■ **Your task**
Pull out each line of the records holding the string "clerk".

* Begin *

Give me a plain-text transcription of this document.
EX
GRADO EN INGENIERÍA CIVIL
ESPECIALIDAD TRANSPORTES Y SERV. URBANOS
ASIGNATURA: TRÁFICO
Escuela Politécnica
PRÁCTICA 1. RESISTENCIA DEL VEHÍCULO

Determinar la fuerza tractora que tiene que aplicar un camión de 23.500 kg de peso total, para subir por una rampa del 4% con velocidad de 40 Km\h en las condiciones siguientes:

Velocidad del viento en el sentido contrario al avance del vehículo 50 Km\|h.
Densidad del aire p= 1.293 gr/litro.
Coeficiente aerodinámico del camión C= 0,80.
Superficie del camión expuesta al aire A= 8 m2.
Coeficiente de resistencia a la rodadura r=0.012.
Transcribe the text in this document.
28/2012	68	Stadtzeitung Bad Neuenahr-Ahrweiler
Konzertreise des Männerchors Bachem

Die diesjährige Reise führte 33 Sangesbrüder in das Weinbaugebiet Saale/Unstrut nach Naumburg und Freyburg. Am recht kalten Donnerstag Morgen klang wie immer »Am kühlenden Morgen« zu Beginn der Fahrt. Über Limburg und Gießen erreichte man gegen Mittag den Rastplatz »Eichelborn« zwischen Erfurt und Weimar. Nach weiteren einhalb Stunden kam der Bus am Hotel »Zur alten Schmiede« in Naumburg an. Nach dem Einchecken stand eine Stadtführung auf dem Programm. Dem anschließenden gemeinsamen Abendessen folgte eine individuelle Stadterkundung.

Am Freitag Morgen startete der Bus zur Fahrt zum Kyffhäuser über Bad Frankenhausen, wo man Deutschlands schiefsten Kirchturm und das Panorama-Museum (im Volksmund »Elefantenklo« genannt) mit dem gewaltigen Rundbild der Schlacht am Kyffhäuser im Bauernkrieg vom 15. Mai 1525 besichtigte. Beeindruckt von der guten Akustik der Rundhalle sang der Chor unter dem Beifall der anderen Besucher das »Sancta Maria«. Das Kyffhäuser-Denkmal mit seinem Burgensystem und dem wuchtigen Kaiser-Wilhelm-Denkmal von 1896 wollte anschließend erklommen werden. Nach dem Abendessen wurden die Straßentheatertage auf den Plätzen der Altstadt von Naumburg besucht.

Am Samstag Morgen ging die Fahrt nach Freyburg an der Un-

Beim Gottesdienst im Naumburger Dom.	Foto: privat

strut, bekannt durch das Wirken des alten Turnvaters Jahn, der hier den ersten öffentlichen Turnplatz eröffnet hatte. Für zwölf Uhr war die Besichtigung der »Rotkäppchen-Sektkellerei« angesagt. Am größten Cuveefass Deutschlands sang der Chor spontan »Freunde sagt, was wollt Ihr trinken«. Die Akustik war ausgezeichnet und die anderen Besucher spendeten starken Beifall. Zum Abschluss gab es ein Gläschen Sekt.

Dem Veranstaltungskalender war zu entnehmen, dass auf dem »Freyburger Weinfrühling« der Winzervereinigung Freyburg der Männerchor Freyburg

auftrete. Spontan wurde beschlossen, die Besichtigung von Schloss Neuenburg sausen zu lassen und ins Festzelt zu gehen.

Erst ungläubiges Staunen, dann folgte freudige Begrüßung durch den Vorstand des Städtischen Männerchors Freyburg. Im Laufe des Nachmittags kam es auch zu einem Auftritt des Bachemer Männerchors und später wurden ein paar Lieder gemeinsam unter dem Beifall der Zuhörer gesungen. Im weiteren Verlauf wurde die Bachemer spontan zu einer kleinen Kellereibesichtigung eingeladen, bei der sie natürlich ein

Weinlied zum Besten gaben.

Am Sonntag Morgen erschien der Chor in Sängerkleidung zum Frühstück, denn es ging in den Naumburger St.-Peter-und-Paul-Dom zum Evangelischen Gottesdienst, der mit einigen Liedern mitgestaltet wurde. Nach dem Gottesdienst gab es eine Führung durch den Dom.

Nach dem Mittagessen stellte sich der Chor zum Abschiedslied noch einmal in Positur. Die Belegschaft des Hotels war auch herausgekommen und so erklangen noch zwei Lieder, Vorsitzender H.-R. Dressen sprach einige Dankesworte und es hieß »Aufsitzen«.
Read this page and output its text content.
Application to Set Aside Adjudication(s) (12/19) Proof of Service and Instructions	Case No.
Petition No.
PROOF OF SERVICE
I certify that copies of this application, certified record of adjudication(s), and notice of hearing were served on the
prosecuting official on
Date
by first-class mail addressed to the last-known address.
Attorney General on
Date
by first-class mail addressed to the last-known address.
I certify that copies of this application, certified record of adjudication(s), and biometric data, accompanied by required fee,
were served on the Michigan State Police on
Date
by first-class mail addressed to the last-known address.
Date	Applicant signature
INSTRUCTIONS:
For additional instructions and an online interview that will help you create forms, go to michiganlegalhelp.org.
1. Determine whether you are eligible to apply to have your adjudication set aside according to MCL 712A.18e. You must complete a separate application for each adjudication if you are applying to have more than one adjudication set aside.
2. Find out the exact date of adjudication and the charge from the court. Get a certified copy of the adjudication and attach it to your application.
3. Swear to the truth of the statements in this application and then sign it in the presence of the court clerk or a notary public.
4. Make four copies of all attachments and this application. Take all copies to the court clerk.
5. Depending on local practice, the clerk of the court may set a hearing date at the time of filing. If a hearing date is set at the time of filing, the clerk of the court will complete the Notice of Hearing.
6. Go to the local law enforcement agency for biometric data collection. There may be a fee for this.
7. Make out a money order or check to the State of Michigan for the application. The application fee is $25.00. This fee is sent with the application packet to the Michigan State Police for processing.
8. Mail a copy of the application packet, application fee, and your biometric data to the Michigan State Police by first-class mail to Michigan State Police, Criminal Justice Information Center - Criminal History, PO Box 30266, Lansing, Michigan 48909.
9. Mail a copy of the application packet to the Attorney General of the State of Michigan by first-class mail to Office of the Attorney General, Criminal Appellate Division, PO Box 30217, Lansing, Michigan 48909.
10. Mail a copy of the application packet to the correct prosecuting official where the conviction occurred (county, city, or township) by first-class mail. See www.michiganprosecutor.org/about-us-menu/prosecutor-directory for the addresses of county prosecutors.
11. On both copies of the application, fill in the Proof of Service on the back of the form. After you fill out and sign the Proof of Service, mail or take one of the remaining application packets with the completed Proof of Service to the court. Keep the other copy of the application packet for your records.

* End *

■ **Exercise answer**
3. Swear to the truth of the statements in this application and then sign it in the presence of the court clerk or a notary public.
4. Make four copies of all attachments and this application. Take all copies to the court clerk.
5. Depending on local practice, the clerk of the court may set a hearing date at the time of filing. If a hearing date is set at the time of filing, the clerk of the court will complete the Notice of Hearing.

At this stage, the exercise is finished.